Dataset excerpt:
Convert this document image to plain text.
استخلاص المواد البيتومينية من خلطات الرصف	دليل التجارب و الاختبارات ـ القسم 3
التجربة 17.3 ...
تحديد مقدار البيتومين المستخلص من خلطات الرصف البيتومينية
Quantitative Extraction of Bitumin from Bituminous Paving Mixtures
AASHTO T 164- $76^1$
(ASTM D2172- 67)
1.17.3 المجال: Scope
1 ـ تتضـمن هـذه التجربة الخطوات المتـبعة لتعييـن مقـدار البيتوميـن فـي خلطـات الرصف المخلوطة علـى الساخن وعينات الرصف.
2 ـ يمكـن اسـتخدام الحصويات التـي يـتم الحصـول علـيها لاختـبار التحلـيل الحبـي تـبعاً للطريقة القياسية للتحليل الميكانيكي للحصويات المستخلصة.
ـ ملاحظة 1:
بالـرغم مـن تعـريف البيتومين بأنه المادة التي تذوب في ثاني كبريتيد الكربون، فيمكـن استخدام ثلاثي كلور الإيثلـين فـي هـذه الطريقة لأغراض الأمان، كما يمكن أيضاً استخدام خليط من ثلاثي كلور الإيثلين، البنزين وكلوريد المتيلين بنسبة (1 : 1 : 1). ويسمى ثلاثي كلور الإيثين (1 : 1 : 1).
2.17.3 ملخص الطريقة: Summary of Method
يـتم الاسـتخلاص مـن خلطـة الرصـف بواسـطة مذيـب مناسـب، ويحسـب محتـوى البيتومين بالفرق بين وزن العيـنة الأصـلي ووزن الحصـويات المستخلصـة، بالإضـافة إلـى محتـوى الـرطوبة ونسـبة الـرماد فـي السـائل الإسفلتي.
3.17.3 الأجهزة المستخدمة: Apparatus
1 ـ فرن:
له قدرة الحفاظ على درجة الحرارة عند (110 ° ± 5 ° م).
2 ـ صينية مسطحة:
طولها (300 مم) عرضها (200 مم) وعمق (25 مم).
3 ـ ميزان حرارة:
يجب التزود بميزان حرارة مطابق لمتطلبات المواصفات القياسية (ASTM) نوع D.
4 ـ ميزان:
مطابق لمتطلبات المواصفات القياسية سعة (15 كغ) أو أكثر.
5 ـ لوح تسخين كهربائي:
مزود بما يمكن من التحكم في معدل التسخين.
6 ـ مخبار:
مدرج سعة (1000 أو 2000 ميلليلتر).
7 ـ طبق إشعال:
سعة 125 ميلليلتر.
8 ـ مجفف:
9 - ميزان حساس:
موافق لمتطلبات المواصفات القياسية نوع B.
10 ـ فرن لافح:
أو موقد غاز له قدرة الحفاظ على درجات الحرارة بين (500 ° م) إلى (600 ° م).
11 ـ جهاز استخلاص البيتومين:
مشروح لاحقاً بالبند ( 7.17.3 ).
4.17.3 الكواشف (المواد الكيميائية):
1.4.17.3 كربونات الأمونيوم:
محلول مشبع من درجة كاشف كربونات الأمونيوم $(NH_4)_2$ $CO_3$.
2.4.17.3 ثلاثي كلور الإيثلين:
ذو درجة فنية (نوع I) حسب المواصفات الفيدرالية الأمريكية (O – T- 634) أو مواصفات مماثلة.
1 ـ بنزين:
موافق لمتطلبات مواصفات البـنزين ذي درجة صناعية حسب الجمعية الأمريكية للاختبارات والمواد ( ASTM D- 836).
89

◆ Given exercise: Please copy out each record, character for character.

◆ Written solution:
Convert this document image to plain text.
استخلاص المواد البيتومينية من خلطات الرصف	دليل التجارب و الاختبارات ـ القسم 3
التجربة 17.3 ...
تحديد مقدار البيتومين المستخلص من خلطات الرصف البيتومينية
Quantitative Extraction of Bitumin from Bituminous Paving Mixtures
AASHTO T 164- $76^1$
(ASTM D2172- 67)
1.17.3 المجال: Scope
1 ـ تتضـمن هـذه التجربة الخطوات المتـبعة لتعييـن مقـدار البيتوميـن فـي خلطـات الرصف المخلوطة علـى الساخن وعينات الرصف.
2 ـ يمكـن اسـتخدام الحصويات التـي يـتم الحصـول علـيها لاختـبار التحلـيل الحبـي تـبعاً للطريقة القياسية للتحليل الميكانيكي للحصويات المستخلصة.
ـ ملاحظة 1:
بالـرغم مـن تعـريف البيتومين بأنه المادة التي تذوب في ثاني كبريتيد الكربون، فيمكـن استخدام ثلاثي كلور الإيثلـين فـي هـذه الطريقة لأغراض الأمان، كما يمكن أيضاً استخدام خليط من ثلاثي كلور الإيثلين، البنزين وكلوريد المتيلين بنسبة (1 : 1 : 1). ويسمى ثلاثي كلور الإيثين (1 : 1 : 1).
2.17.3 ملخص الطريقة: Summary of Method
يـتم الاسـتخلاص مـن خلطـة الرصـف بواسـطة مذيـب مناسـب، ويحسـب محتـوى البيتومين بالفرق بين وزن العيـنة الأصـلي ووزن الحصـويات المستخلصـة، بالإضـافة إلـى محتـوى الـرطوبة ونسـبة الـرماد فـي السـائل الإسفلتي.
3.17.3 الأجهزة المستخدمة: Apparatus
1 ـ فرن:
له قدرة الحفاظ على درجة الحرارة عند (110 ° ± 5 ° م).
2 ـ صينية مسطحة:
طولها (300 مم) عرضها (200 مم) وعمق (25 مم).
3 ـ ميزان حرارة:
يجب التزود بميزان حرارة مطابق لمتطلبات المواصفات القياسية (ASTM) نوع D.
4 ـ ميزان:
مطابق لمتطلبات المواصفات القياسية سعة (15 كغ) أو أكثر.
5 ـ لوح تسخين كهربائي:
مزود بما يمكن من التحكم في معدل التسخين.
6 ـ مخبار:
مدرج سعة (1000 أو 2000 ميلليلتر).
7 ـ طبق إشعال:
سعة 125 ميلليلتر.
8 ـ مجفف:
9 - ميزان حساس:
موافق لمتطلبات المواصفات القياسية نوع B.
10 ـ فرن لافح:
أو موقد غاز له قدرة الحفاظ على درجات الحرارة بين (500 ° م) إلى (600 ° م).
11 ـ جهاز استخلاص البيتومين:
مشروح لاحقاً بالبند ( 7.17.3 ).
4.17.3 الكواشف (المواد الكيميائية):
1.4.17.3 كربونات الأمونيوم:
محلول مشبع من درجة كاشف كربونات الأمونيوم $(NH_4)_2$ $CO_3$.
2.4.17.3 ثلاثي كلور الإيثلين:
ذو درجة فنية (نوع I) حسب المواصفات الفيدرالية الأمريكية (O – T- 634) أو مواصفات مماثلة.
1 ـ بنزين:
موافق لمتطلبات مواصفات البـنزين ذي درجة صناعية حسب الجمعية الأمريكية للاختبارات والمواد ( ASTM D- 836).
89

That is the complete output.